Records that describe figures
* * * * * * *
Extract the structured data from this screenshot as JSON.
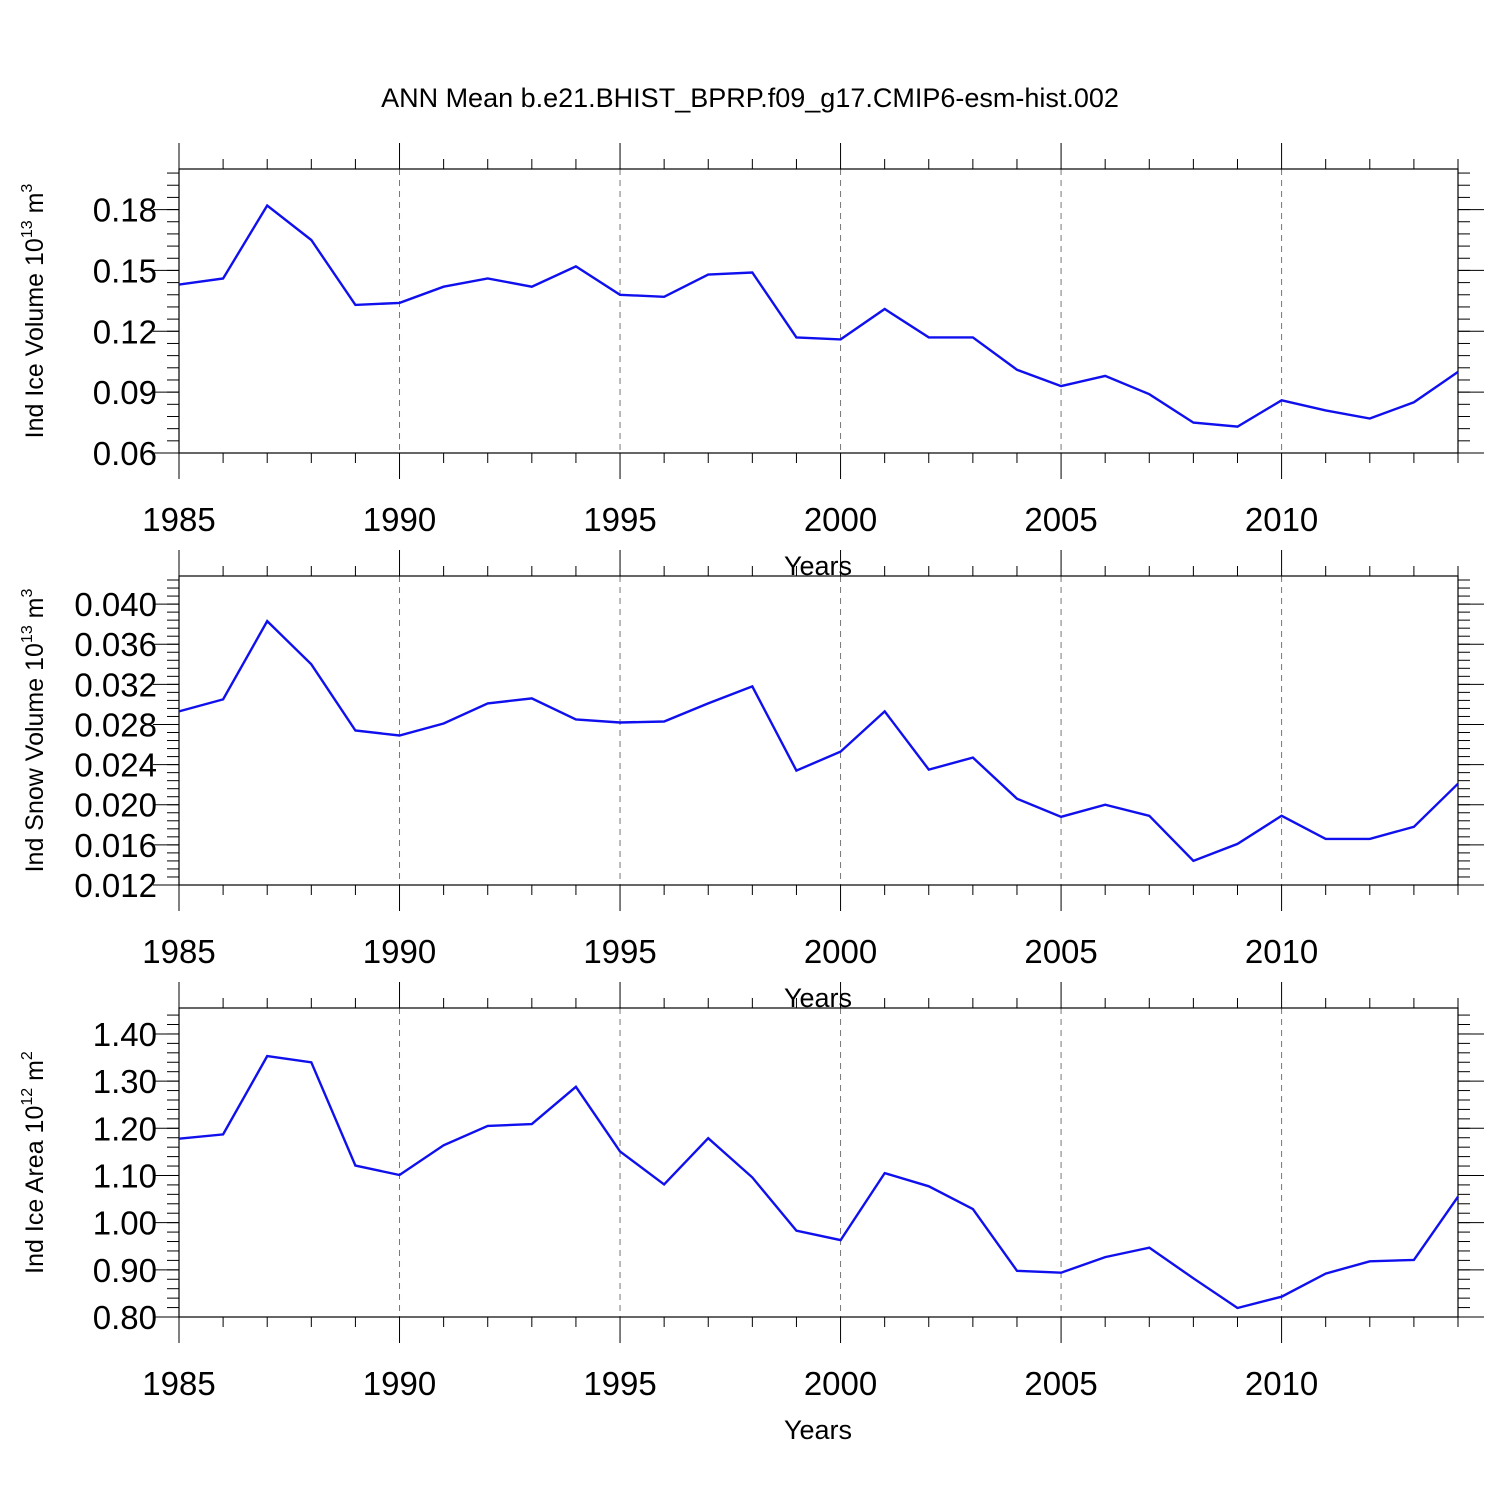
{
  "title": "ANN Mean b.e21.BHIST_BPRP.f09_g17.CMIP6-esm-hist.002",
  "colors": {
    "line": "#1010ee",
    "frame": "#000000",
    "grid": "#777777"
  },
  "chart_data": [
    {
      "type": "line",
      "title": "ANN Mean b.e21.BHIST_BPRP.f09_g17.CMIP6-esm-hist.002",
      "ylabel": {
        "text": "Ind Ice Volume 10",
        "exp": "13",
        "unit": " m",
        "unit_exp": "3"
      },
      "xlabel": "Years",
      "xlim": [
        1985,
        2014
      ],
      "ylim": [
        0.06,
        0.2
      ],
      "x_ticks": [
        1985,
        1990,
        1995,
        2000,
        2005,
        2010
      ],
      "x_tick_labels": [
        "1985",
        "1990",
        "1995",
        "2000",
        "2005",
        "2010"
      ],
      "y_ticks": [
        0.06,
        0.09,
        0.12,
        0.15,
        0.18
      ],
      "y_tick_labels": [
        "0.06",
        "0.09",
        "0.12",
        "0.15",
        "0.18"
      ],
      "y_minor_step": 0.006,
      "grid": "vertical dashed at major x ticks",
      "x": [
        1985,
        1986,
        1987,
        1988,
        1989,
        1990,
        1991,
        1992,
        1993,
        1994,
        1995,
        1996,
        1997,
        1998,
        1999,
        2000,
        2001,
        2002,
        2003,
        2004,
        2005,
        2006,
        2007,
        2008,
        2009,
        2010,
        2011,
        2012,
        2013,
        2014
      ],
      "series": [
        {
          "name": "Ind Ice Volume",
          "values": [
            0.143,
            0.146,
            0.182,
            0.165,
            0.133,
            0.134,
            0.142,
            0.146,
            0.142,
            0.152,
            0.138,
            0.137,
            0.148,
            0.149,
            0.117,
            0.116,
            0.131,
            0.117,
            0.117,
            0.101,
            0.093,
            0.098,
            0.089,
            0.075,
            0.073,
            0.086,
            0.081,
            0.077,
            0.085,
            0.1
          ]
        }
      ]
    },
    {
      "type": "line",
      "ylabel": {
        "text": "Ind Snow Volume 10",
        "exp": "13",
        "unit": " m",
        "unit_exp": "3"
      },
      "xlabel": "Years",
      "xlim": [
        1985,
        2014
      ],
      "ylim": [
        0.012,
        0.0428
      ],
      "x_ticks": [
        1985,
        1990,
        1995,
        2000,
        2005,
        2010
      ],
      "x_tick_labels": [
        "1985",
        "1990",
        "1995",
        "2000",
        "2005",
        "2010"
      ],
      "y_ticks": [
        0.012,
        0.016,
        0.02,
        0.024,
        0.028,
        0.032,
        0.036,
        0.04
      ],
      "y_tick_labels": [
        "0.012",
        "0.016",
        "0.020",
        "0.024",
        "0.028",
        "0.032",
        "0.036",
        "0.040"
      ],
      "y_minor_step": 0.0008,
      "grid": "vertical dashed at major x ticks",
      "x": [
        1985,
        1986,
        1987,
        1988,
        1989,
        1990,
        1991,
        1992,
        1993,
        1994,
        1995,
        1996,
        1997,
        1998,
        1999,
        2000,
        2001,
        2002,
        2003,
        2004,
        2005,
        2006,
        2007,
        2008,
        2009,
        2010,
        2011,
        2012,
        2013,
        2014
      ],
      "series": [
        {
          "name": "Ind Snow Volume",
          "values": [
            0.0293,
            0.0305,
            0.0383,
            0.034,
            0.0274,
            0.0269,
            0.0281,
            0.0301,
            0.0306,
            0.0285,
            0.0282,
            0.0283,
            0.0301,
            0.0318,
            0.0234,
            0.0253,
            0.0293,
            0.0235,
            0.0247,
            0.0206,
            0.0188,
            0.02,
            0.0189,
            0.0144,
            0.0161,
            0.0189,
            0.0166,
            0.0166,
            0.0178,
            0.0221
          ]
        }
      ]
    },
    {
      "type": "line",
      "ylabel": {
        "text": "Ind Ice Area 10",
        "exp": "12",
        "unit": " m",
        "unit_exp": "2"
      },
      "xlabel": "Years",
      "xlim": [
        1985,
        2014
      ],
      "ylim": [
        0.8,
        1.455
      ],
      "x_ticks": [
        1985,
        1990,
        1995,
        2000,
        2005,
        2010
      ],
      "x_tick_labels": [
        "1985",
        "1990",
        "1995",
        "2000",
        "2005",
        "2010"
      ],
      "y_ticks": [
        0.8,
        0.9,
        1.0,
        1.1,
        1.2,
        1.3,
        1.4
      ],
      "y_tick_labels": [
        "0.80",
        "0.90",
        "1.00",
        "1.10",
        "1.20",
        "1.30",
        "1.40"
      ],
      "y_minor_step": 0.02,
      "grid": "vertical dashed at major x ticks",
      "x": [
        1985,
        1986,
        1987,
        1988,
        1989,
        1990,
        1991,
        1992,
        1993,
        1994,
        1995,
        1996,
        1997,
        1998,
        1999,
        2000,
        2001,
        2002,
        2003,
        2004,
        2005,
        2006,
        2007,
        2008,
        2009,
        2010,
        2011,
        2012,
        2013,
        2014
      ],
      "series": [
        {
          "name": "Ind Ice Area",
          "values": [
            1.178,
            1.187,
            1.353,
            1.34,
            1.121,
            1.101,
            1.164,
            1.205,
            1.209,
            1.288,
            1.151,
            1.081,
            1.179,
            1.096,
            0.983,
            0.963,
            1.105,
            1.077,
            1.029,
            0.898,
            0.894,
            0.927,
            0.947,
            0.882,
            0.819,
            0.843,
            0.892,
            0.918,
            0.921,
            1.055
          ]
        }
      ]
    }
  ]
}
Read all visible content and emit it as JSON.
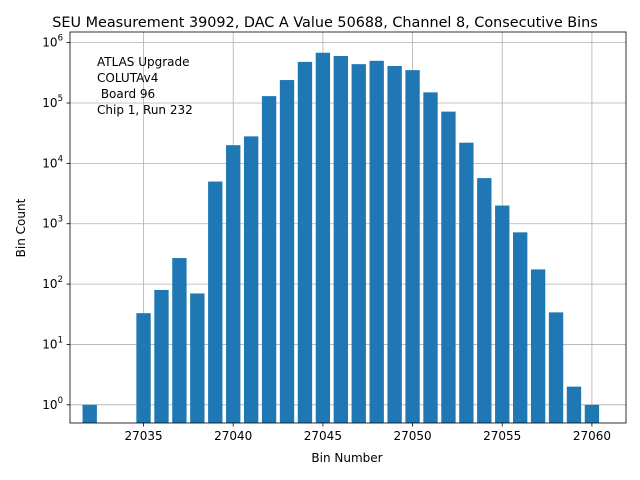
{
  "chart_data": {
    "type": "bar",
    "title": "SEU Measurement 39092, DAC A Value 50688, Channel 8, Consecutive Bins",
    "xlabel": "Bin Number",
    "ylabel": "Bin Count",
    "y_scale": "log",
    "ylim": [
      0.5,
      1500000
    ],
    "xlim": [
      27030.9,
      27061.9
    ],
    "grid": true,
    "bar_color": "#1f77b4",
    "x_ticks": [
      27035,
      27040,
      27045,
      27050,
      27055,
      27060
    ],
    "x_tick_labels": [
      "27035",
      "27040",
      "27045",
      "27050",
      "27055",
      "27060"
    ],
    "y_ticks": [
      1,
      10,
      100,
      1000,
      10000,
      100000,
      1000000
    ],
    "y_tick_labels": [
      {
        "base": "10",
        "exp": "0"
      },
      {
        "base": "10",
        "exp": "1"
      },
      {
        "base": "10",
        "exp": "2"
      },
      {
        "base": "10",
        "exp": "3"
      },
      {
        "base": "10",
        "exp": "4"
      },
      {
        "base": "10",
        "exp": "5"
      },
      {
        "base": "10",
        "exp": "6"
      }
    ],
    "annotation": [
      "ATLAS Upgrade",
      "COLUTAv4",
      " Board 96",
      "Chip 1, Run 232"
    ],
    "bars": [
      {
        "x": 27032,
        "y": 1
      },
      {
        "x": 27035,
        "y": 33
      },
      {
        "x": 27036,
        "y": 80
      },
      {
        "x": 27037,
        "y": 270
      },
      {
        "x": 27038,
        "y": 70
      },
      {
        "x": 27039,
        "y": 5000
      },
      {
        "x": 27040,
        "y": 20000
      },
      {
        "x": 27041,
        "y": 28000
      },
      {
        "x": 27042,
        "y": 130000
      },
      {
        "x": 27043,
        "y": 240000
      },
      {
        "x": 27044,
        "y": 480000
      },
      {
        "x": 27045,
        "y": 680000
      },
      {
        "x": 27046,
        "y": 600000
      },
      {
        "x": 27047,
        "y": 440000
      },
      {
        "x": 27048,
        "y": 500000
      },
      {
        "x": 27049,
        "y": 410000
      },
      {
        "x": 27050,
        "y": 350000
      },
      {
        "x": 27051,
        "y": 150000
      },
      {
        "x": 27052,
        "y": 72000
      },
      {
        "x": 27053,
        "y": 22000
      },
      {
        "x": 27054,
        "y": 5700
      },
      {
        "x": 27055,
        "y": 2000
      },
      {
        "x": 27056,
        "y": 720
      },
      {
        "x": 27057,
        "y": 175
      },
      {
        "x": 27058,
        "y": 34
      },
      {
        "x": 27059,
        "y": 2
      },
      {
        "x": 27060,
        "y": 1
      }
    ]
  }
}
* * * * * * *
**PROMPT**
Return, from the data, each line that has the word "name" in it.

**COMPLETED EXERCISE**
          "name": "Ind Ice Volume",
          "name": "Ind Snow Volume",
          "name": "Ind Ice Area",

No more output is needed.